Return all lines where the word "Projektmappen" can be found.

==== Data shown ====

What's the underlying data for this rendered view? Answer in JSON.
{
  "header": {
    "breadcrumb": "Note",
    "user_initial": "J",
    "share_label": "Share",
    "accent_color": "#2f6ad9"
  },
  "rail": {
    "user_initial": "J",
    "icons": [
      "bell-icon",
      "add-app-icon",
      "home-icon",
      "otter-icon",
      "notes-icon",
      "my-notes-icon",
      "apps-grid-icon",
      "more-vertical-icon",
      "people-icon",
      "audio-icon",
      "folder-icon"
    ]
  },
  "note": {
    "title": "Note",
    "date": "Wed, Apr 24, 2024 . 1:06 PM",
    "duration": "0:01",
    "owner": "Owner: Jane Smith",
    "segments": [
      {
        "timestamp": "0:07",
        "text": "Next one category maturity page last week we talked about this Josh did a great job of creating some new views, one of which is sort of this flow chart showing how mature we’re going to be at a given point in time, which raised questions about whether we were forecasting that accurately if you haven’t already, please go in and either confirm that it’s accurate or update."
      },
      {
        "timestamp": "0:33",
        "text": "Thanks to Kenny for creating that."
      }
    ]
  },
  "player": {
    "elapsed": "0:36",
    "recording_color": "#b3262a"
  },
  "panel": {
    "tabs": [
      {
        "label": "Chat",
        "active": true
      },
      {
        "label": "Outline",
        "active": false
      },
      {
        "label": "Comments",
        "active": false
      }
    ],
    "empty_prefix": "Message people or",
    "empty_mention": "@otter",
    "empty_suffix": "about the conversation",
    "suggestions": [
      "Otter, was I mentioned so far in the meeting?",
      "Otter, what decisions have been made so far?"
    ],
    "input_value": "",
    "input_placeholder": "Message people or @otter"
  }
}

====
==== Data shown ====

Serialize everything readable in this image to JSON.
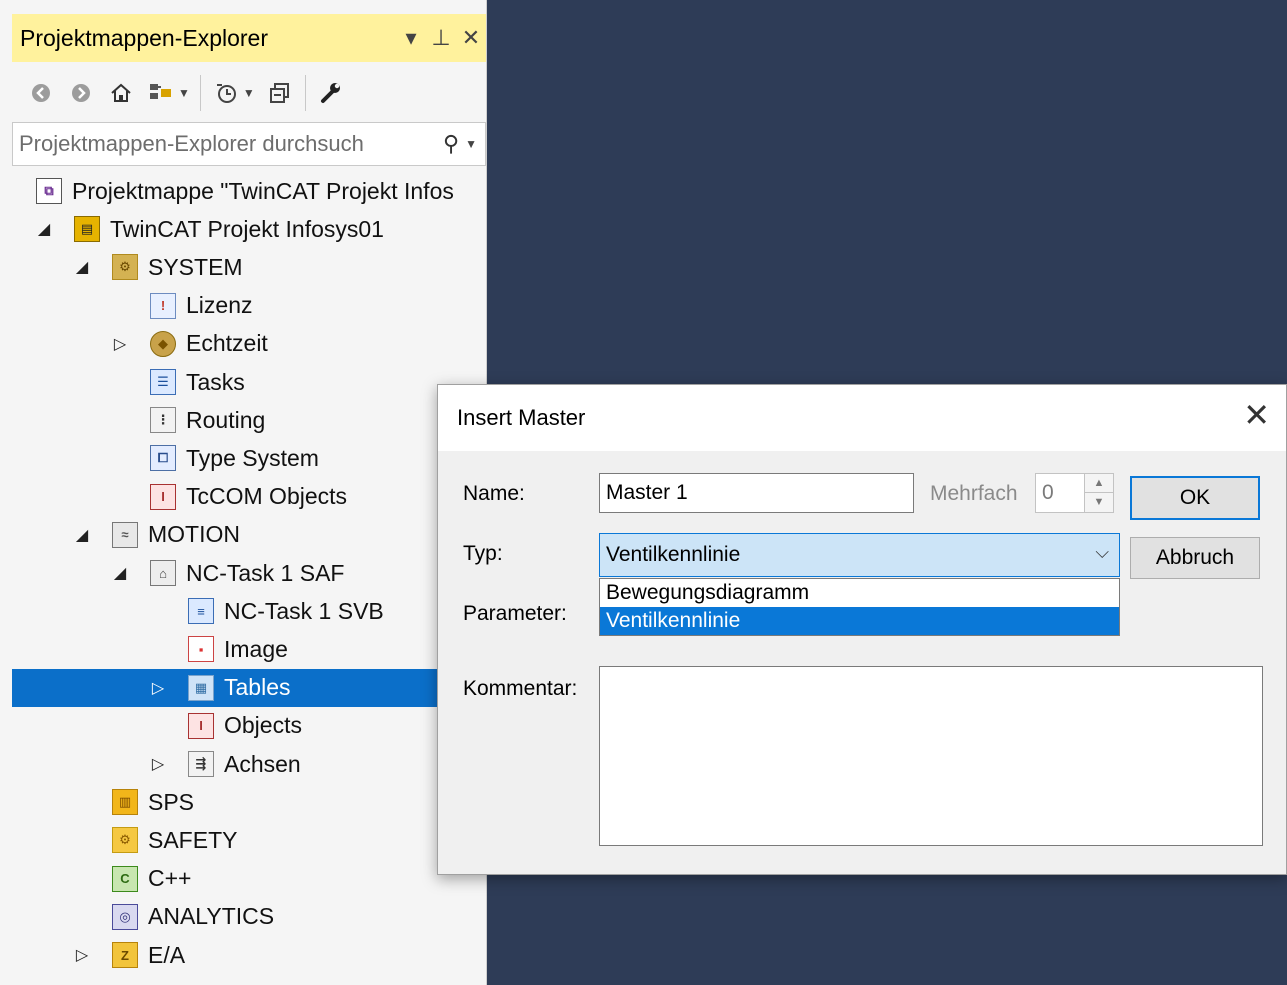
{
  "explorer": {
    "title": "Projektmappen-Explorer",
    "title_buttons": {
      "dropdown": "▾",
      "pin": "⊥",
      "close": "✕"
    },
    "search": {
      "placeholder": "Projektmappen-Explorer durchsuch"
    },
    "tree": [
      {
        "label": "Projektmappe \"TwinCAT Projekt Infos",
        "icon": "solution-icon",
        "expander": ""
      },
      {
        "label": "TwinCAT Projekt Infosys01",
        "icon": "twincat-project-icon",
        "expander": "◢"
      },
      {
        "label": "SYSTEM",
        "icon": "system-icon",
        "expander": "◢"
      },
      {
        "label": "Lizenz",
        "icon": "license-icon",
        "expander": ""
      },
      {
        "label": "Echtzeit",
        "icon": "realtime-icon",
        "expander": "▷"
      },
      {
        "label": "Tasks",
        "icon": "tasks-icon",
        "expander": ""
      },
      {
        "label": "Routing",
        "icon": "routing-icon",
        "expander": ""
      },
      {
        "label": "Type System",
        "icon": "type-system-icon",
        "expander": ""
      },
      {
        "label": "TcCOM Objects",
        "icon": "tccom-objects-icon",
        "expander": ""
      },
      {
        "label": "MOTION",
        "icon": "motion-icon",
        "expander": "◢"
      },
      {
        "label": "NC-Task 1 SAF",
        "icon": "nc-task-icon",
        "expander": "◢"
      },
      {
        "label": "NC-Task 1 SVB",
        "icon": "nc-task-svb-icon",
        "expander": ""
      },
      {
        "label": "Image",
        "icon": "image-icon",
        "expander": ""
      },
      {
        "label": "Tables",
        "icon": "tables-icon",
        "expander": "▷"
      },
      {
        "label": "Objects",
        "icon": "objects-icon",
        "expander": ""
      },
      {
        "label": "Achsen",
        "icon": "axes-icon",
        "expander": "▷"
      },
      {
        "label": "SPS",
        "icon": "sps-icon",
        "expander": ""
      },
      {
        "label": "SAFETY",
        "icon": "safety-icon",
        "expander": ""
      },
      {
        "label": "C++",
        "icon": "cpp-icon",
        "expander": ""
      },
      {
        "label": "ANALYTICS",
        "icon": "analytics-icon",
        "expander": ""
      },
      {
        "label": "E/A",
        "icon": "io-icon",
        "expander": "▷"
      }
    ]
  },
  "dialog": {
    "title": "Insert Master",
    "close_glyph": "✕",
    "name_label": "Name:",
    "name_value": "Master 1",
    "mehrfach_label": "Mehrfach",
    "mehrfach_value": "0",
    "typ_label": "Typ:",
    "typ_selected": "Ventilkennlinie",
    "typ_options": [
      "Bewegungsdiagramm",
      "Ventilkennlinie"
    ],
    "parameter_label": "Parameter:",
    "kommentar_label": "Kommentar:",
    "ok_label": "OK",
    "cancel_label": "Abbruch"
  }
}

====

Exercise result:
    "title": "Projektmappen-Explorer",
      "placeholder": "Projektmappen-Explorer durchsuch"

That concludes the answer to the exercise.